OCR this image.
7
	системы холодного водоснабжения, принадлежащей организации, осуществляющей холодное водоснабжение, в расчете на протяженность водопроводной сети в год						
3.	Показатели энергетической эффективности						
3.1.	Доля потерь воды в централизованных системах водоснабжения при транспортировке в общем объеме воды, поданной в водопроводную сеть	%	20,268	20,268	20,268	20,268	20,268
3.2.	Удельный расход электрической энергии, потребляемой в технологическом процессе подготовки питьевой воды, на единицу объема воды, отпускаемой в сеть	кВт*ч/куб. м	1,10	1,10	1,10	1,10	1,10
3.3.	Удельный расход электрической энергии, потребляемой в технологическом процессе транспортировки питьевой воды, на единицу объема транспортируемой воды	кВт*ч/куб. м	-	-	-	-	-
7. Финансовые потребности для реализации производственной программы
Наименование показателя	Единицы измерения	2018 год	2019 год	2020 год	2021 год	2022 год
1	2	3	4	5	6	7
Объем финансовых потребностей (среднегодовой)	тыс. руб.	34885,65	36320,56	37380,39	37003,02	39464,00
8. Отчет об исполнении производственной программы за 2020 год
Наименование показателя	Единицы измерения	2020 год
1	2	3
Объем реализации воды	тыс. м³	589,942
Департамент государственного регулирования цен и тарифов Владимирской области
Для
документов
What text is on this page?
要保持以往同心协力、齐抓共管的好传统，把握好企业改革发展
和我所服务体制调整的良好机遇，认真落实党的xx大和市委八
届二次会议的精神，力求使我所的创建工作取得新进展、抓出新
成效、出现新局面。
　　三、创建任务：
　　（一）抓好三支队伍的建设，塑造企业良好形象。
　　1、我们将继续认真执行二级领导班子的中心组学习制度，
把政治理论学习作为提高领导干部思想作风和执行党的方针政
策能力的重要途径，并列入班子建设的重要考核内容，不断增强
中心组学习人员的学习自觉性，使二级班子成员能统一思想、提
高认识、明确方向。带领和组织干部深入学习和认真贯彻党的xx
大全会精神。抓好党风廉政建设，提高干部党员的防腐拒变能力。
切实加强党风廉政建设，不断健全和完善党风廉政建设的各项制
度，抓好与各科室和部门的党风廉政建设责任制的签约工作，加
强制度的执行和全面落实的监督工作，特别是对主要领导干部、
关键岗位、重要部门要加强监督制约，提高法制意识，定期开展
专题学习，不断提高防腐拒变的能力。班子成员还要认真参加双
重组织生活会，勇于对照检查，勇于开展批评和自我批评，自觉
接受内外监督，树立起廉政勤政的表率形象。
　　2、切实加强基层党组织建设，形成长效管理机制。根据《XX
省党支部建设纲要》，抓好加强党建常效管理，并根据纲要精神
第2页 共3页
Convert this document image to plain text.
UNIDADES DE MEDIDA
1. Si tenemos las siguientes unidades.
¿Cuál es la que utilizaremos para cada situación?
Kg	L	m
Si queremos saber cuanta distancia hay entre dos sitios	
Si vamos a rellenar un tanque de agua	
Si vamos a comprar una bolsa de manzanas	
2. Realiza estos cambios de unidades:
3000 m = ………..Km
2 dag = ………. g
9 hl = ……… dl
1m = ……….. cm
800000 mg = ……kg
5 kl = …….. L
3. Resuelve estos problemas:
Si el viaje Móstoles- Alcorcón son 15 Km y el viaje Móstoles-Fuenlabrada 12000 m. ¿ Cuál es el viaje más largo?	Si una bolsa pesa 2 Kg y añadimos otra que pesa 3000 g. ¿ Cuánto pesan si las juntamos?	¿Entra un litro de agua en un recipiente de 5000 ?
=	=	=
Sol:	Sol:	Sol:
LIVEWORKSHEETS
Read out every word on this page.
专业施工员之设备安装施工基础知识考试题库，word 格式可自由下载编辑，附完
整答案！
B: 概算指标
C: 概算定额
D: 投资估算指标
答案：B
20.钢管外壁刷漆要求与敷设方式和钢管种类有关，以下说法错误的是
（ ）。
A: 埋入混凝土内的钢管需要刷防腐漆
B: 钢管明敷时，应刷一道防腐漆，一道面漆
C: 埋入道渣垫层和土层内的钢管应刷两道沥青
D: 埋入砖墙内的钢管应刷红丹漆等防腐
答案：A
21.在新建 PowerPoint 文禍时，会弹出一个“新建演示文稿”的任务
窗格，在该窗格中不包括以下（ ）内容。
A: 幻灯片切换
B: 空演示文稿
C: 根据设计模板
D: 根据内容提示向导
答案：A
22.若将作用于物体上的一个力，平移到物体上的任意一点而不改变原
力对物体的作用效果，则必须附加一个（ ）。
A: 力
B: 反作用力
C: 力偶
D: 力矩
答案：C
- - - - - - -
### GOAL
Set all of the entries down again, exactly as they were given.

### EXERCISE SOLUTION
OCR this image.
7
	системы холодного водоснабжения, принадлежащей организации, осуществляющей холодное водоснабжение, в расчете на протяженность водопроводной сети в год						
3.	Показатели энергетической эффективности						
3.1.	Доля потерь воды в централизованных системах водоснабжения при транспортировке в общем объеме воды, поданной в водопроводную сеть	%	20,268	20,268	20,268	20,268	20,268
3.2.	Удельный расход электрической энергии, потребляемой в технологическом процессе подготовки питьевой воды, на единицу объема воды, отпускаемой в сеть	кВт*ч/куб. м	1,10	1,10	1,10	1,10	1,10
3.3.	Удельный расход электрической энергии, потребляемой в технологическом процессе транспортировки питьевой воды, на единицу объема транспортируемой воды	кВт*ч/куб. м	-	-	-	-	-
7. Финансовые потребности для реализации производственной программы
Наименование показателя	Единицы измерения	2018 год	2019 год	2020 год	2021 год	2022 год
1	2	3	4	5	6	7
Объем финансовых потребностей (среднегодовой)	тыс. руб.	34885,65	36320,56	37380,39	37003,02	39464,00
8. Отчет об исполнении производственной программы за 2020 год
Наименование показателя	Единицы измерения	2020 год
1	2	3
Объем реализации воды	тыс. м³	589,942
Департамент государственного регулирования цен и тарифов Владимирской области
Для
документов
What text is on this page?
要保持以往同心协力、齐抓共管的好传统，把握好企业改革发展
和我所服务体制调整的良好机遇，认真落实党的xx大和市委八
届二次会议的精神，力求使我所的创建工作取得新进展、抓出新
成效、出现新局面。
　　三、创建任务：
　　（一）抓好三支队伍的建设，塑造企业良好形象。
　　1、我们将继续认真执行二级领导班子的中心组学习制度，
把政治理论学习作为提高领导干部思想作风和执行党的方针政
策能力的重要途径，并列入班子建设的重要考核内容，不断增强
中心组学习人员的学习自觉性，使二级班子成员能统一思想、提
高认识、明确方向。带领和组织干部深入学习和认真贯彻党的xx
大全会精神。抓好党风廉政建设，提高干部党员的防腐拒变能力。
切实加强党风廉政建设，不断健全和完善党风廉政建设的各项制
度，抓好与各科室和部门的党风廉政建设责任制的签约工作，加
强制度的执行和全面落实的监督工作，特别是对主要领导干部、
关键岗位、重要部门要加强监督制约，提高法制意识，定期开展
专题学习，不断提高防腐拒变的能力。班子成员还要认真参加双
重组织生活会，勇于对照检查，勇于开展批评和自我批评，自觉
接受内外监督，树立起廉政勤政的表率形象。
　　2、切实加强基层党组织建设，形成长效管理机制。根据《XX
省党支部建设纲要》，抓好加强党建常效管理，并根据纲要精神
第2页 共3页
Convert this document image to plain text.
UNIDADES DE MEDIDA
1. Si tenemos las siguientes unidades.
¿Cuál es la que utilizaremos para cada situación?
Kg	L	m
Si queremos saber cuanta distancia hay entre dos sitios	
Si vamos a rellenar un tanque de agua	
Si vamos a comprar una bolsa de manzanas	
2. Realiza estos cambios de unidades:
3000 m = ………..Km
2 dag = ………. g
9 hl = ……… dl
1m = ……….. cm
800000 mg = ……kg
5 kl = …….. L
3. Resuelve estos problemas:
Si el viaje Móstoles- Alcorcón son 15 Km y el viaje Móstoles-Fuenlabrada 12000 m. ¿ Cuál es el viaje más largo?	Si una bolsa pesa 2 Kg y añadimos otra que pesa 3000 g. ¿ Cuánto pesan si las juntamos?	¿Entra un litro de agua en un recipiente de 5000 ?
=	=	=
Sol:	Sol:	Sol:
LIVEWORKSHEETS
Read out every word on this page.
专业施工员之设备安装施工基础知识考试题库，word 格式可自由下载编辑，附完
整答案！
B: 概算指标
C: 概算定额
D: 投资估算指标
答案：B
20.钢管外壁刷漆要求与敷设方式和钢管种类有关，以下说法错误的是
（ ）。
A: 埋入混凝土内的钢管需要刷防腐漆
B: 钢管明敷时，应刷一道防腐漆，一道面漆
C: 埋入道渣垫层和土层内的钢管应刷两道沥青
D: 埋入砖墙内的钢管应刷红丹漆等防腐
答案：A
21.在新建 PowerPoint 文禍时，会弹出一个“新建演示文稿”的任务
窗格，在该窗格中不包括以下（ ）内容。
A: 幻灯片切换
B: 空演示文稿
C: 根据设计模板
D: 根据内容提示向导
答案：A
22.若将作用于物体上的一个力，平移到物体上的任意一点而不改变原
力对物体的作用效果，则必须附加一个（ ）。
A: 力
B: 反作用力
C: 力偶
D: 力矩
答案：C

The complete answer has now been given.